What needs to be done = Show every line in the entries below where the word "kind" appears.

═══ Data listing ═══

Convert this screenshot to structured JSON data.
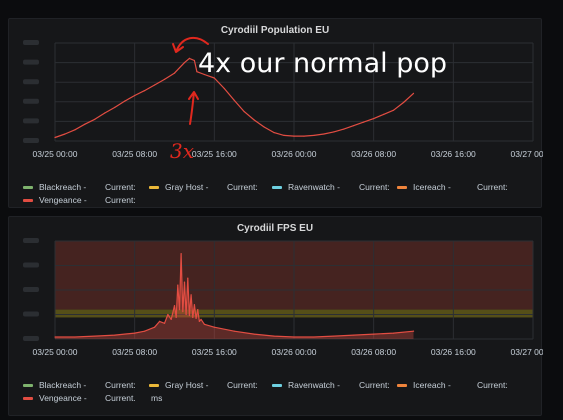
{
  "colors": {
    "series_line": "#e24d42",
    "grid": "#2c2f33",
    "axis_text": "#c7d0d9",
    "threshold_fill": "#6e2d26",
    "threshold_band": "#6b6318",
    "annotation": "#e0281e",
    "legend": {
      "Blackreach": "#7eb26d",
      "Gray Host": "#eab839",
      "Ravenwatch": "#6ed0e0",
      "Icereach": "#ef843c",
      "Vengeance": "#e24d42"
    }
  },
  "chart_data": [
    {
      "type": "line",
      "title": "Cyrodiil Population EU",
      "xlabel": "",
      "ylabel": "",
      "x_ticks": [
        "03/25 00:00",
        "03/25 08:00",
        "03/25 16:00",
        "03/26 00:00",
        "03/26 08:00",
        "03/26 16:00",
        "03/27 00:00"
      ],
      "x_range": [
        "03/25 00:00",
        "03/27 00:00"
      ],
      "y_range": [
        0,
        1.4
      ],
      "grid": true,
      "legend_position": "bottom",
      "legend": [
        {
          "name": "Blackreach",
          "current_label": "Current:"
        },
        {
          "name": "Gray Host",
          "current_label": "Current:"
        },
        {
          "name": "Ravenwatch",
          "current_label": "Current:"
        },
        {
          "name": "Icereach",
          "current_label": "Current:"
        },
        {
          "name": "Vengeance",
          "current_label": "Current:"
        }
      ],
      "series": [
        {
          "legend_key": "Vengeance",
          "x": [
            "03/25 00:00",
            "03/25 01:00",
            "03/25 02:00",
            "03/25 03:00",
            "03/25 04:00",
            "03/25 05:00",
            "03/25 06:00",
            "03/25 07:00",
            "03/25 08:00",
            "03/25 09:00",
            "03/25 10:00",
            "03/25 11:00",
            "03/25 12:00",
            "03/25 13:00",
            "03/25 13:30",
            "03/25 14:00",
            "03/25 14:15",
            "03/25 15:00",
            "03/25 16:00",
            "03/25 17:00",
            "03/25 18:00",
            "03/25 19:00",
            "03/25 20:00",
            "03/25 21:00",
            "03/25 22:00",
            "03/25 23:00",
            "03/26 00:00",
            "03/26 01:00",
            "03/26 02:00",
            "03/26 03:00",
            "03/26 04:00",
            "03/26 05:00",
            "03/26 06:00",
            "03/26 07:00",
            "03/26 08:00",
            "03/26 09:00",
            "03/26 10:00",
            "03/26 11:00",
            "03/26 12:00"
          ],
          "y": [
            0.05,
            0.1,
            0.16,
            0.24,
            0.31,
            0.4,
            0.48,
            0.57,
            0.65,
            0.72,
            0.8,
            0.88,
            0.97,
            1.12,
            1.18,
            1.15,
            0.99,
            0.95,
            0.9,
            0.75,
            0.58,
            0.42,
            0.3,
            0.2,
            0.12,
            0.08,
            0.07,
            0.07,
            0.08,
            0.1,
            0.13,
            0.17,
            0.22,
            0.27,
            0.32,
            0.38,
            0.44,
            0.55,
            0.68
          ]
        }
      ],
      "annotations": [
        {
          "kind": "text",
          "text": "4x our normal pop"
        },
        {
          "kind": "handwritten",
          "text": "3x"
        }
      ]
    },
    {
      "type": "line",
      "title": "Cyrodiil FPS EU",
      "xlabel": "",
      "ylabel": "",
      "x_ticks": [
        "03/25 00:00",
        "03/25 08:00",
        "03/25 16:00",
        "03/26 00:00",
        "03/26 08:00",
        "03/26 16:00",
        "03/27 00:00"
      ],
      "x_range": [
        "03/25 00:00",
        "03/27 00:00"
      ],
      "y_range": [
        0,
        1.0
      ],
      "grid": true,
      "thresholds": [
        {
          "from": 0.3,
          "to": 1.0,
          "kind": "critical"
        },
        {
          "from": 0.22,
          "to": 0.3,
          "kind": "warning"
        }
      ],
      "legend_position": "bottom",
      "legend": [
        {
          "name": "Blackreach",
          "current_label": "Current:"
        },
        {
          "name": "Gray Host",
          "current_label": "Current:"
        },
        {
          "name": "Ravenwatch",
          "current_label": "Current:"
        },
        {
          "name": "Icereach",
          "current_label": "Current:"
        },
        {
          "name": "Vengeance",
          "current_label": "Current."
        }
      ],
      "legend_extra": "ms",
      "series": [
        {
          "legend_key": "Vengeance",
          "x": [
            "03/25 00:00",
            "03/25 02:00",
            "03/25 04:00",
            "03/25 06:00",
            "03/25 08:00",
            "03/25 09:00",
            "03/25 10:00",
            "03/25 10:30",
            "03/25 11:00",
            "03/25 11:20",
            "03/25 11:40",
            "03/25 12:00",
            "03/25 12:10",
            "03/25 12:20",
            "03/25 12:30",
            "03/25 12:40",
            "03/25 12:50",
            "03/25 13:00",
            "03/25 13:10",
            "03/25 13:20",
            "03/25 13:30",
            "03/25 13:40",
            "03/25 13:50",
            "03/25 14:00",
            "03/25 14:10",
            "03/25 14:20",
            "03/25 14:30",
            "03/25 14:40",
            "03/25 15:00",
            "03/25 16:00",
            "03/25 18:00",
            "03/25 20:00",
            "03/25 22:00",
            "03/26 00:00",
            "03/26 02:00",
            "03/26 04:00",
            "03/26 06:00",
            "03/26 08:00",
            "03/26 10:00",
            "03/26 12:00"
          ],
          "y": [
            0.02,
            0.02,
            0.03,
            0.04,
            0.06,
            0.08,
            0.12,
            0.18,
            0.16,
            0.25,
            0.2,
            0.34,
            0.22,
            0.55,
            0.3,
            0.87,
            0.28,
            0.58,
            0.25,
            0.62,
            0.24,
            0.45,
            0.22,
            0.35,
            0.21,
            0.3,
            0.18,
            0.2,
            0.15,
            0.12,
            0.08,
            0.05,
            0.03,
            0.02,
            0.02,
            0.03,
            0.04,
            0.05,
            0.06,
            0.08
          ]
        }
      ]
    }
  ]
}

═══
═══ Data listing ═══

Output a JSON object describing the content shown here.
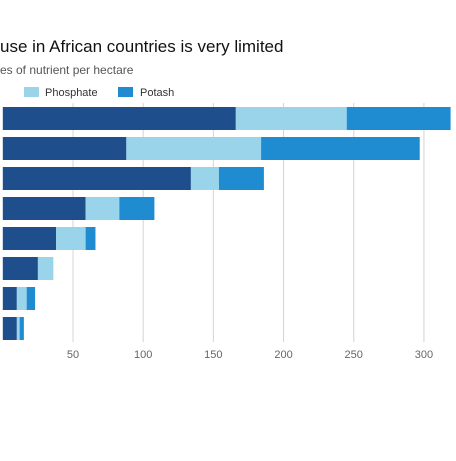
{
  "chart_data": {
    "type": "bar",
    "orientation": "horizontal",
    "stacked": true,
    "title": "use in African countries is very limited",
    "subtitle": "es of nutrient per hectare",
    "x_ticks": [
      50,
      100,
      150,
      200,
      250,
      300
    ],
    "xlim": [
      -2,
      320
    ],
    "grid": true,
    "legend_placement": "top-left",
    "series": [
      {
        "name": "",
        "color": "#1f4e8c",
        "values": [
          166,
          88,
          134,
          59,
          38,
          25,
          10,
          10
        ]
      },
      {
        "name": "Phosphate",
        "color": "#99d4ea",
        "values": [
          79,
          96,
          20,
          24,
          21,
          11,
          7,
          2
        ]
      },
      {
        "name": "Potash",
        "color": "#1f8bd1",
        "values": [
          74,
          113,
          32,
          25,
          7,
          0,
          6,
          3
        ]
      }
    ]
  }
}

═══

Exercise result =
          "kind": "text",
          "kind": "handwritten",
          "kind": "critical"
          "kind": "warning"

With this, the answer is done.